Each line in the entries below that holds the string "terjadi" must be copied.
____________
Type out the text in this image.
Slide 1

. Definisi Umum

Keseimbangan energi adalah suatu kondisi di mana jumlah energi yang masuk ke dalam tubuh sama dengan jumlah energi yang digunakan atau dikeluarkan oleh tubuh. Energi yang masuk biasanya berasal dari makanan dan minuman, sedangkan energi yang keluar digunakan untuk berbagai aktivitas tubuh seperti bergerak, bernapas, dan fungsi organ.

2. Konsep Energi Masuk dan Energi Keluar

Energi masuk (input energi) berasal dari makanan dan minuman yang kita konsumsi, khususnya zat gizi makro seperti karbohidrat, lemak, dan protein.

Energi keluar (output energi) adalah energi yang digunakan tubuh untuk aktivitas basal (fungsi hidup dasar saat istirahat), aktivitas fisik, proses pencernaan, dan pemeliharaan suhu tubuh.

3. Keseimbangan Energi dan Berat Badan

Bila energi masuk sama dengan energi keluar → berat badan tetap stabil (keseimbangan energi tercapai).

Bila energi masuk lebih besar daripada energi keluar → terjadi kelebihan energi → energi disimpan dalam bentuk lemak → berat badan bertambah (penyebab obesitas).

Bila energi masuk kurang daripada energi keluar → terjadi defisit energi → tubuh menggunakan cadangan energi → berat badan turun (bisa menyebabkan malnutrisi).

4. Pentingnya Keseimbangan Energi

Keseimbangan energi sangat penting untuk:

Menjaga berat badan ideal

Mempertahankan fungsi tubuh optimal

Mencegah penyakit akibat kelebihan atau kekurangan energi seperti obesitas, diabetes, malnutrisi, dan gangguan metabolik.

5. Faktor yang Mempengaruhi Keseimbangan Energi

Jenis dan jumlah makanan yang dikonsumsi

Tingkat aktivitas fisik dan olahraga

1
____________
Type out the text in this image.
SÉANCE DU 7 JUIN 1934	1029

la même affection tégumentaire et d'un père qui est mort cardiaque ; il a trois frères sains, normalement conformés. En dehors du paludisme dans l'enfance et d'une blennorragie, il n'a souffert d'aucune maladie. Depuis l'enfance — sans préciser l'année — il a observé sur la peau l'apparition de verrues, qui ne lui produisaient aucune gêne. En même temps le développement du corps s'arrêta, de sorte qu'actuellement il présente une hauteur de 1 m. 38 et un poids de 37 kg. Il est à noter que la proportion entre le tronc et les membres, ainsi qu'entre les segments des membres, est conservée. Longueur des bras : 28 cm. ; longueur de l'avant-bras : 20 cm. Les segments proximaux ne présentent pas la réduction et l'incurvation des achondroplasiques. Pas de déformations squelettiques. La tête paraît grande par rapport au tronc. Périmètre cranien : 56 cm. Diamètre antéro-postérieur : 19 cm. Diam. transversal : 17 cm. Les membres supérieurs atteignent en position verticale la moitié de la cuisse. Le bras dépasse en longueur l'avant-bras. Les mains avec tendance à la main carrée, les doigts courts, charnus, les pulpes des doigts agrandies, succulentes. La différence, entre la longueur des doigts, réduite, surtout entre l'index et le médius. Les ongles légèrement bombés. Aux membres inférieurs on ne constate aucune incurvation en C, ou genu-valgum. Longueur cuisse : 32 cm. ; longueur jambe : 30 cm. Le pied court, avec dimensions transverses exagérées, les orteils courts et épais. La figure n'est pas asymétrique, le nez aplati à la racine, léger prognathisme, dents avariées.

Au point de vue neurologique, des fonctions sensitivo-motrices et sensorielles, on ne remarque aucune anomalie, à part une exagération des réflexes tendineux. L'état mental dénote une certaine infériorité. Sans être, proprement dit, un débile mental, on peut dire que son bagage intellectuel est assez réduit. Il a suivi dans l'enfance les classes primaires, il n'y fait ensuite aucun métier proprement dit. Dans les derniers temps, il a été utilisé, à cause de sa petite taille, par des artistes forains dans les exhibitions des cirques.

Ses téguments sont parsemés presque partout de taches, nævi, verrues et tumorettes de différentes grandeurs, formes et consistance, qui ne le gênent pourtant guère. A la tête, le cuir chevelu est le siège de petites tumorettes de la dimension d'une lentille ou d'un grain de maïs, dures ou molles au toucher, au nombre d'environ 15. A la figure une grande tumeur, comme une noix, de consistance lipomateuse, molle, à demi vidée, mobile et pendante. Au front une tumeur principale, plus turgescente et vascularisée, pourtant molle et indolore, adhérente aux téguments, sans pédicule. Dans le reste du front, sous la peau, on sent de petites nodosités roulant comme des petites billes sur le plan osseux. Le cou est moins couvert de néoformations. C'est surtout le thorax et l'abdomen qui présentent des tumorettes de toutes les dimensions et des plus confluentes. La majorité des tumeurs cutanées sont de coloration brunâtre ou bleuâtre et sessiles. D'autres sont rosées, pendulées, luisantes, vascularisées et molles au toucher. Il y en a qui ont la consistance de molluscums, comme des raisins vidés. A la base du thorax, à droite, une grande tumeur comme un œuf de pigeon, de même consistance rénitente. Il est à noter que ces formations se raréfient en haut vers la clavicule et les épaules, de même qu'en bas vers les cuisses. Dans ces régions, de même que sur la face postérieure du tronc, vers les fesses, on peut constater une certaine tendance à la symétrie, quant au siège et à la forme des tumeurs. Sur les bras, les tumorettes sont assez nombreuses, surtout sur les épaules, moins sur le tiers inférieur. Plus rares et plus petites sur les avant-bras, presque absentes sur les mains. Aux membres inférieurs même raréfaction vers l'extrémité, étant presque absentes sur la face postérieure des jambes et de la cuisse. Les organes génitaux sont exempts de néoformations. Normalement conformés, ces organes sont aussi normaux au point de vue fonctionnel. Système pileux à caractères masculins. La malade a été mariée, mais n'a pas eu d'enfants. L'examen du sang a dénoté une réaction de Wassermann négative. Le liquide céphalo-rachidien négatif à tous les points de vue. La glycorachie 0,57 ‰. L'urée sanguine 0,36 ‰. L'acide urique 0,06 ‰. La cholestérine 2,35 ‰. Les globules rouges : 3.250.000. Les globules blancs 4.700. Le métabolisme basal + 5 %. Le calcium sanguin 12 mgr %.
____________
_Answer_
Bila energi masuk lebih besar daripada energi keluar → terjadi kelebihan energi → energi disimpan dalam bentuk lemak → berat badan bertambah (penyebab obesitas).
Bila energi masuk kurang daripada energi keluar → terjadi defisit energi → tubuh menggunakan cadangan energi → berat badan turun (bisa menyebabkan malnutrisi).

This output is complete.